_What you need to do:_ From the listing below, count the lines where the string "observed" occurs. Give the number, with no other words.

_Information given:_

____

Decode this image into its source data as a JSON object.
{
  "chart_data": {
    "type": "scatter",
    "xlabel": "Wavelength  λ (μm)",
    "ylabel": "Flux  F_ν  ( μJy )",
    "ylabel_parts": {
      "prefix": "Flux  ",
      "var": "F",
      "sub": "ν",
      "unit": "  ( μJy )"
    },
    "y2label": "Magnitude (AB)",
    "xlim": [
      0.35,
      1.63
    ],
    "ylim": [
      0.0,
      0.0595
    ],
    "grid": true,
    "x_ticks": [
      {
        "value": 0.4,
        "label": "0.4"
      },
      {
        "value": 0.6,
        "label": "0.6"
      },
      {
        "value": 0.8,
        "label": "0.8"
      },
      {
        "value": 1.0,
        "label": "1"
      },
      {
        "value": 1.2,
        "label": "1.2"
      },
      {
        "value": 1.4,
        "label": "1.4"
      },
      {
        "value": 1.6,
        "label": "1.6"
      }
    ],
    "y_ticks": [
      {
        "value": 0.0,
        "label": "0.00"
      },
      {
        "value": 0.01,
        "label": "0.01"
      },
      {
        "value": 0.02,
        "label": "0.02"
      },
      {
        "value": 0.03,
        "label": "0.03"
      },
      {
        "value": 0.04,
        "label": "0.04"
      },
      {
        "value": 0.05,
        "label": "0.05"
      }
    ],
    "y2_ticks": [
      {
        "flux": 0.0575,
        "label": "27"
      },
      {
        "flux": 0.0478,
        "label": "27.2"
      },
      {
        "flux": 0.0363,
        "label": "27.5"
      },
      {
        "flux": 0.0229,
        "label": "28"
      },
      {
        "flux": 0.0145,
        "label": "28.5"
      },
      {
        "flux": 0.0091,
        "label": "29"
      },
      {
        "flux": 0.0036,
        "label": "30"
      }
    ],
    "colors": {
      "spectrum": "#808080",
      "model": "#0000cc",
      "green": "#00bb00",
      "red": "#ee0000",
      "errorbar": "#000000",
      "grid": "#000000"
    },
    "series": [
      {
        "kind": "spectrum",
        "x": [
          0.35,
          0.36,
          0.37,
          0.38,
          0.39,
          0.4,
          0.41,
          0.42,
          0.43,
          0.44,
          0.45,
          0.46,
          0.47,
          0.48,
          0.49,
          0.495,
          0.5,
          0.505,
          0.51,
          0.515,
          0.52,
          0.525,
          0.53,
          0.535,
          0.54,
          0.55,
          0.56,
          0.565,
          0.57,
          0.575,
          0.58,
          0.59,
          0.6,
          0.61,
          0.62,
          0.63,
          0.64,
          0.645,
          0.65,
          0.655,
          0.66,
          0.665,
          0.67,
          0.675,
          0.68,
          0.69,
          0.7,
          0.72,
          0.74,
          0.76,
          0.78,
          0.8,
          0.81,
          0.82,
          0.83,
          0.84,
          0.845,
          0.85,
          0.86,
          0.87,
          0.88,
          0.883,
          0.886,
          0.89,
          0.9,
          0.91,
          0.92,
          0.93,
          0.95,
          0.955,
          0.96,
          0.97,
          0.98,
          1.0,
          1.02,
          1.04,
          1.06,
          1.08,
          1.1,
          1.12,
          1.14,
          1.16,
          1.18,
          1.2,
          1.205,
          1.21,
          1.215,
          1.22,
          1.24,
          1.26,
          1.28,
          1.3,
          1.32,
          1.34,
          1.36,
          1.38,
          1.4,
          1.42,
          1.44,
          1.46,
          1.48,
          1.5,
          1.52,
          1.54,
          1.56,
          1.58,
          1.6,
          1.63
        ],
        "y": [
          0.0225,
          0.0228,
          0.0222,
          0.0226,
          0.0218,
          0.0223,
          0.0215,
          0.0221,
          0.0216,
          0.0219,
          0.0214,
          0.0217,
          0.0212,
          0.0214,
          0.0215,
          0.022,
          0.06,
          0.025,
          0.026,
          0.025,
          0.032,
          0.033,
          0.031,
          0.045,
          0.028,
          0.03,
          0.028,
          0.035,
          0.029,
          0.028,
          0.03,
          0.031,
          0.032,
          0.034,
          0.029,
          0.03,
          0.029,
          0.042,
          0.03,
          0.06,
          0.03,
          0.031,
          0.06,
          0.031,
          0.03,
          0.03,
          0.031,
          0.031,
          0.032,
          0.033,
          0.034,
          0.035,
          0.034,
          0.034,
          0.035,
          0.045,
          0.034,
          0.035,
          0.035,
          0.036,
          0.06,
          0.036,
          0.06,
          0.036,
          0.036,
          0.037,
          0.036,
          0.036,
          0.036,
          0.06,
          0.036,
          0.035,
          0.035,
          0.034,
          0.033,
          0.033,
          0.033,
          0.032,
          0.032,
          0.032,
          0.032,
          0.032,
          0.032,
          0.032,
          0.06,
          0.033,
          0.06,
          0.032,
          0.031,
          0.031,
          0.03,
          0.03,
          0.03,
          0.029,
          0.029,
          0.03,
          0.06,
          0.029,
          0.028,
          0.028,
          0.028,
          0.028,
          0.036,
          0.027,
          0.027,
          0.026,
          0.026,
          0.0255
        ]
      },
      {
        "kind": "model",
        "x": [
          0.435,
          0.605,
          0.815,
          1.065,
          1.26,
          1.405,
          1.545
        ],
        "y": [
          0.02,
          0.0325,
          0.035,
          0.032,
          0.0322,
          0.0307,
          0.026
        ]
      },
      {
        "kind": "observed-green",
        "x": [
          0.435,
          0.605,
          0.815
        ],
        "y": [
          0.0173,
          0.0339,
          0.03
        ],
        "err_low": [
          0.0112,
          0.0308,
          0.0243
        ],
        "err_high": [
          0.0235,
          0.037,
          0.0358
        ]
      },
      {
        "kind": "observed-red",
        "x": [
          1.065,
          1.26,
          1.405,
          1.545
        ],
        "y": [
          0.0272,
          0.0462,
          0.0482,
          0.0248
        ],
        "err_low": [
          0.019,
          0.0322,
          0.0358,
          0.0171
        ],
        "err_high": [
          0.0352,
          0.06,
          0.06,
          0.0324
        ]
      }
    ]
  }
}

____

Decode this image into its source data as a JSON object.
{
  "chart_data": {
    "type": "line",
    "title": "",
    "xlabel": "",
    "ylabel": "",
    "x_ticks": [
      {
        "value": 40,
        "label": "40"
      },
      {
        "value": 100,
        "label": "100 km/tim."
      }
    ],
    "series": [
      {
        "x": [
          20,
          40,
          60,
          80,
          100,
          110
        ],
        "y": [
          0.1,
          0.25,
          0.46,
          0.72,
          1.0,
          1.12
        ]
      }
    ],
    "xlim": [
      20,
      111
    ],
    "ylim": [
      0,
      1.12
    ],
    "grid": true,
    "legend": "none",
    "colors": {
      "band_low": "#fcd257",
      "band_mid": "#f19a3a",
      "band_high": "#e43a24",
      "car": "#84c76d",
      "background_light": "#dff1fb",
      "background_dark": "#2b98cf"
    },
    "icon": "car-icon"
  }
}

____

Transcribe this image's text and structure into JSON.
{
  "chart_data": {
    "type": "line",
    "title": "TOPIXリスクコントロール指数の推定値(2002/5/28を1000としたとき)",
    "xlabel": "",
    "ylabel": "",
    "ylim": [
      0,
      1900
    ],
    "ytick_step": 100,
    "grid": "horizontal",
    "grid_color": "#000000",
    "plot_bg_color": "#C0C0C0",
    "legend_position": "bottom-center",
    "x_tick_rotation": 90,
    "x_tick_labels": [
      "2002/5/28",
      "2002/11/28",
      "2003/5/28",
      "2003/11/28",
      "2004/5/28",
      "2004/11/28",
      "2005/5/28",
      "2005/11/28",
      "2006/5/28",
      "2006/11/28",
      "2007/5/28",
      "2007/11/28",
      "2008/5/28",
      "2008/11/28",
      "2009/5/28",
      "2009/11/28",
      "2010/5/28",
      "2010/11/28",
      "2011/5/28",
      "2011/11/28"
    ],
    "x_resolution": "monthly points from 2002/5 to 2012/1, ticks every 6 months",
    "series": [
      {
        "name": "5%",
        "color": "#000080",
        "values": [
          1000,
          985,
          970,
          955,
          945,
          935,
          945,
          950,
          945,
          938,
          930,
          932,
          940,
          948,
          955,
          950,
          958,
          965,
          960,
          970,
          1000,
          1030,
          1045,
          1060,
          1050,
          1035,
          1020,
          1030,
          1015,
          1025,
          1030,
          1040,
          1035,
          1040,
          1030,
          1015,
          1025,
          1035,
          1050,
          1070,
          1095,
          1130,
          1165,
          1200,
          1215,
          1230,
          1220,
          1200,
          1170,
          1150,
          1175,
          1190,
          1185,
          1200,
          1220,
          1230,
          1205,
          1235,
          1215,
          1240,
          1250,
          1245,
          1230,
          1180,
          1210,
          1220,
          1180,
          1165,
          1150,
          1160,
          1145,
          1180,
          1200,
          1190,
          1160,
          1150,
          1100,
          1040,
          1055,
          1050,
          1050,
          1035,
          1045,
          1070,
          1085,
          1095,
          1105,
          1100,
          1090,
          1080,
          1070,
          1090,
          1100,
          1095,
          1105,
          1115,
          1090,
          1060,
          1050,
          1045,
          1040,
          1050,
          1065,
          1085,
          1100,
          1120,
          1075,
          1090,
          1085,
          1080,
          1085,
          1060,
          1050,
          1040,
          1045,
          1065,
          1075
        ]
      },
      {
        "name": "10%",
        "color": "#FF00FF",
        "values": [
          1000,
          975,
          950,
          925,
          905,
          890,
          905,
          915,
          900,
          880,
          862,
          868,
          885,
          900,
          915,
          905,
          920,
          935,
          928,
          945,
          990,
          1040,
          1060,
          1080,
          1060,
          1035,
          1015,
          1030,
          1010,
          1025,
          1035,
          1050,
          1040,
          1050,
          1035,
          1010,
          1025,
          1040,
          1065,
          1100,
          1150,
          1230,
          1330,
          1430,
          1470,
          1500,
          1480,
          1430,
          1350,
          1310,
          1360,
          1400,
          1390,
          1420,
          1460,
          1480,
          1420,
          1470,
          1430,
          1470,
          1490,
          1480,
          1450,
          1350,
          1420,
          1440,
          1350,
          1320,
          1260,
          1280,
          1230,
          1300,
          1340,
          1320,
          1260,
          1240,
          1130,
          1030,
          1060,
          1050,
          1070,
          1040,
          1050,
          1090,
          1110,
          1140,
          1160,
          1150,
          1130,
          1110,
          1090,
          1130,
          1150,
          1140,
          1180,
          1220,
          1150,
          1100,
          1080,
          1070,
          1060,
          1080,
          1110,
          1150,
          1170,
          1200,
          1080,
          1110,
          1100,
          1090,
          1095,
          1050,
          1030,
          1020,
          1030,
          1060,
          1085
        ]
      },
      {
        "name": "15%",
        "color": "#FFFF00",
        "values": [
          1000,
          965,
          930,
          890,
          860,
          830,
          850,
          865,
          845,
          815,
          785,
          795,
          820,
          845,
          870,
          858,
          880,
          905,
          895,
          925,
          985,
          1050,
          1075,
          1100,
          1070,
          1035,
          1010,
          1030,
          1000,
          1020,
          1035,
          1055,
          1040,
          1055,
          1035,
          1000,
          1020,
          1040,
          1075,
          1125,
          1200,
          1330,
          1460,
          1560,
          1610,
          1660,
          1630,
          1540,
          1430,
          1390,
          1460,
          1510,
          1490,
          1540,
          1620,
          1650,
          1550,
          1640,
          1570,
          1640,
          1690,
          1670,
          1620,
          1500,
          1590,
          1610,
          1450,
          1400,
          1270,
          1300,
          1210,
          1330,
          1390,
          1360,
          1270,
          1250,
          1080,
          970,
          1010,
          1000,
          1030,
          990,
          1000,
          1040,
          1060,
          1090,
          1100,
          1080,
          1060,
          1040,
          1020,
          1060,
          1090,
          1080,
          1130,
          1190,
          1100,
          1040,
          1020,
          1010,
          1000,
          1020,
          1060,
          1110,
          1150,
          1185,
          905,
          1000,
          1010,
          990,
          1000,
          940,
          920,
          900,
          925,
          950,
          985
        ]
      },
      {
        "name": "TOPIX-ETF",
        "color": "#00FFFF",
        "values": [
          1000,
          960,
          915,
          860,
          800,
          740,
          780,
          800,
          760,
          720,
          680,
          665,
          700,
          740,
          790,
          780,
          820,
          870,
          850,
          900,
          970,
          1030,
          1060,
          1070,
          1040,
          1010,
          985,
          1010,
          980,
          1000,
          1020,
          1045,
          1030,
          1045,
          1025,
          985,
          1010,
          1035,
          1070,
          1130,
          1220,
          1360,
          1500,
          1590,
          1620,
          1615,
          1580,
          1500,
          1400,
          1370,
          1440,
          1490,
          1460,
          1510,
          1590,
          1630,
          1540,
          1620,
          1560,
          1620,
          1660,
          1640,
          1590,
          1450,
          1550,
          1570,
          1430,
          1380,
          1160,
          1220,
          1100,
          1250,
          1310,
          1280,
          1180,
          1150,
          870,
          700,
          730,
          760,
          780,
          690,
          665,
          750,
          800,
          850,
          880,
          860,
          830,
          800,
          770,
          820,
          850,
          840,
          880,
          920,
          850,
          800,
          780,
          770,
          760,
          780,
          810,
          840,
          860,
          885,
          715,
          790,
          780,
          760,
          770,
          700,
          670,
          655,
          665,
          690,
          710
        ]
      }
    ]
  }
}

____

_Task response:_ 2